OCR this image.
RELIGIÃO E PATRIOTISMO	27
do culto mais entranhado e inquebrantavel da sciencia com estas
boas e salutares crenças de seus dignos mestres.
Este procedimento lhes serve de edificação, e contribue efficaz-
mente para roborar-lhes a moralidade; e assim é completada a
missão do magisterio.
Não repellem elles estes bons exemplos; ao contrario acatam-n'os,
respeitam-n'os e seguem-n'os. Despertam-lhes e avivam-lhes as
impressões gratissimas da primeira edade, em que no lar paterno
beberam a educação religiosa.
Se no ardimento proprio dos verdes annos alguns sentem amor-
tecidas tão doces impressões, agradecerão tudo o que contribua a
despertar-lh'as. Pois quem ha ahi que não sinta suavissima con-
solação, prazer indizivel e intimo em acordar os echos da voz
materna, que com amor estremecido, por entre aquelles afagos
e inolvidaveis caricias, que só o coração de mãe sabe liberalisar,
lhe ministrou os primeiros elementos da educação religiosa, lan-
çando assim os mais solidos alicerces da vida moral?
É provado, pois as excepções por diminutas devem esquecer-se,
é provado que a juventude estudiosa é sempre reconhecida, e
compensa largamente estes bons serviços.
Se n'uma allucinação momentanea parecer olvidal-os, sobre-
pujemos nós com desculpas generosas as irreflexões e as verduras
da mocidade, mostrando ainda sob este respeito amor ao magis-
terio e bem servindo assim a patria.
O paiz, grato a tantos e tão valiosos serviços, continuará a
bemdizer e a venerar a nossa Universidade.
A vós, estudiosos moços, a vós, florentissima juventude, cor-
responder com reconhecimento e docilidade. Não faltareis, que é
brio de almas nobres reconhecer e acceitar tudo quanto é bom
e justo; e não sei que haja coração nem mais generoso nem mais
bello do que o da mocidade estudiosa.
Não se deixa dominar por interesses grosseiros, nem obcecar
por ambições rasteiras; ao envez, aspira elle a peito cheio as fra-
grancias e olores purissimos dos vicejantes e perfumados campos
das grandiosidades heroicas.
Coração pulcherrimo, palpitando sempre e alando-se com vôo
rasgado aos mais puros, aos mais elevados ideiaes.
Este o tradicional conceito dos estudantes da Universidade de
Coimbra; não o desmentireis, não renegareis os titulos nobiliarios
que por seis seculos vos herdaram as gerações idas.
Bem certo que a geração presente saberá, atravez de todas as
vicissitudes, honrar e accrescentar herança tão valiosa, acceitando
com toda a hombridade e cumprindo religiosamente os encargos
......
**Short task:** Search the entries for the word "juventude" and gather every line where it appears.

**Answer to the problem:**
é provado que a juventude estudiosa é sempre reconhecida, e
A vós, estudiosos moços, a vós, florentissima juventude, cor-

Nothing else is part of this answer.